> **Stated task**
Search the entries below. Return every line that has "JSON" in it.

Stored entries
--*--
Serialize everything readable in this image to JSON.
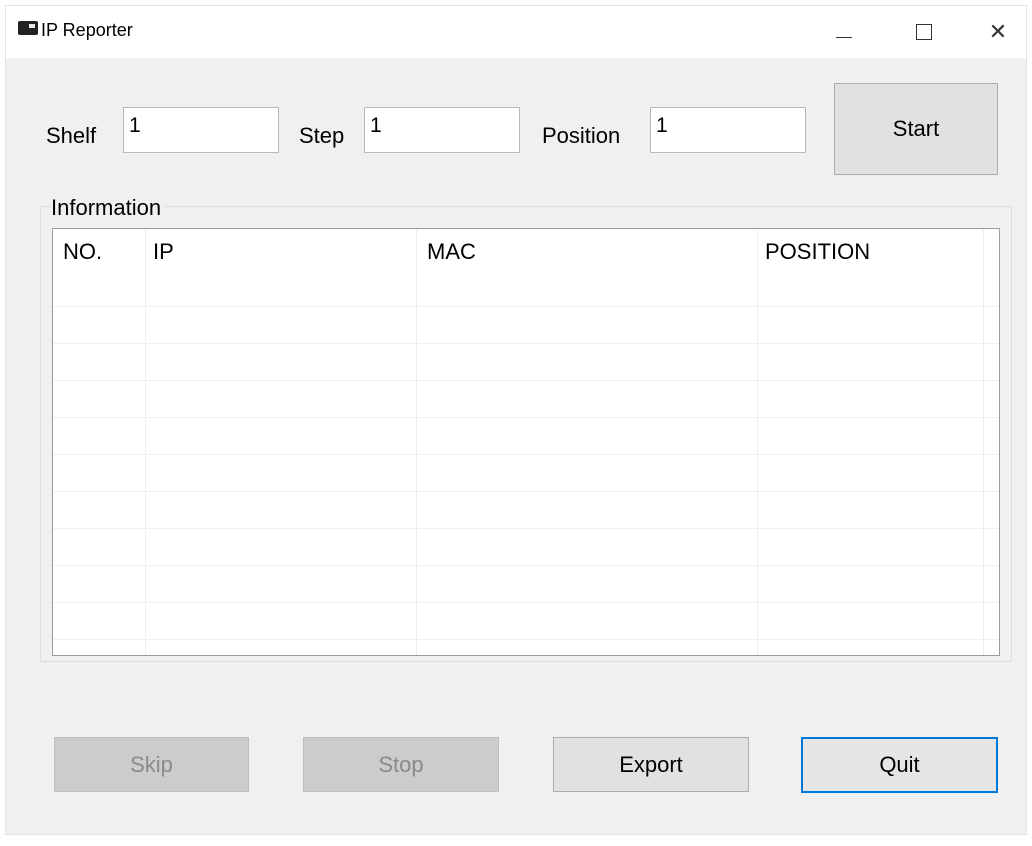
{
  "window": {
    "title": "IP Reporter",
    "controls": {
      "minimize": "—",
      "close": "✕"
    }
  },
  "form": {
    "shelf": {
      "label": "Shelf",
      "value": "1"
    },
    "step": {
      "label": "Step",
      "value": "1"
    },
    "position": {
      "label": "Position",
      "value": "1"
    },
    "start_label": "Start"
  },
  "information": {
    "group_label": "Information",
    "columns": [
      "NO.",
      "IP",
      "MAC",
      "POSITION"
    ],
    "rows": []
  },
  "buttons": {
    "skip": "Skip",
    "stop": "Stop",
    "export": "Export",
    "quit": "Quit"
  }
}
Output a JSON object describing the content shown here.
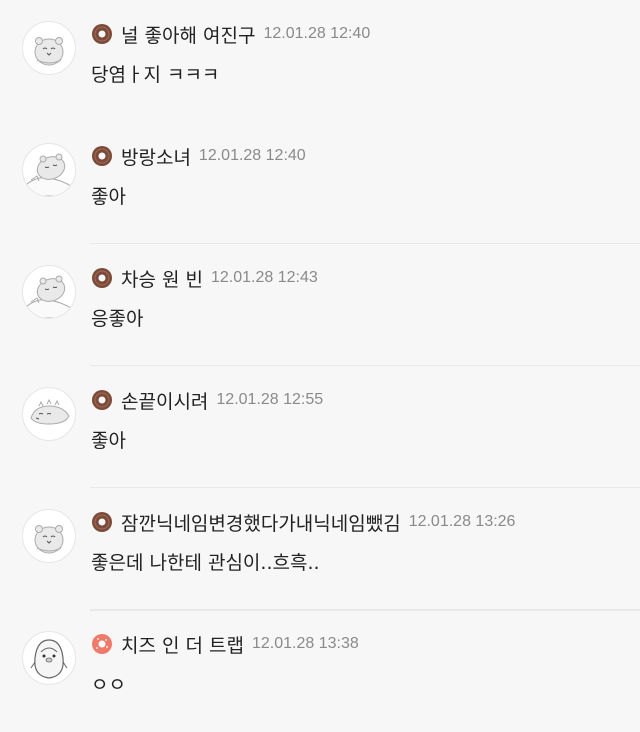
{
  "comments": [
    {
      "nickname": "널 좋아해 여진구",
      "time": "12.01.28 12:40",
      "text": "당염ㅏ지 ㅋㅋㅋ",
      "avatar_icon": "hamster-icon",
      "level_icon": "donut-dark-icon",
      "level_color": "#7a4a3a"
    },
    {
      "nickname": "방랑소녀",
      "time": "12.01.28 12:40",
      "text": "좋아",
      "avatar_icon": "sleeping-hamster-icon",
      "level_icon": "donut-dark-icon",
      "level_color": "#7a4a3a"
    },
    {
      "nickname": "차승 원 빈",
      "time": "12.01.28 12:43",
      "text": "응좋아",
      "avatar_icon": "sleeping-hamster-icon",
      "level_icon": "donut-dark-icon",
      "level_color": "#7a4a3a"
    },
    {
      "nickname": "손끝이시려",
      "time": "12.01.28 12:55",
      "text": "좋아",
      "avatar_icon": "lying-hamster-icon",
      "level_icon": "donut-dark-icon",
      "level_color": "#7a4a3a"
    },
    {
      "nickname": "잠깐닉네임변경했다가내닉네임뺐김",
      "time": "12.01.28 13:26",
      "text": "좋은데 나한테 관심이..흐흑..",
      "avatar_icon": "hamster-icon",
      "level_icon": "donut-dark-icon",
      "level_color": "#7a4a3a"
    },
    {
      "nickname": "치즈 인 더 트랩",
      "time": "12.01.28 13:38",
      "text": "ㅇㅇ",
      "avatar_icon": "penguin-icon",
      "level_icon": "donut-pink-icon",
      "level_color": "#f07a6a"
    }
  ]
}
--*--
> **Right answer**
Serialize everything readable in this image to JSON.
Output a JSON object describing the content shown here.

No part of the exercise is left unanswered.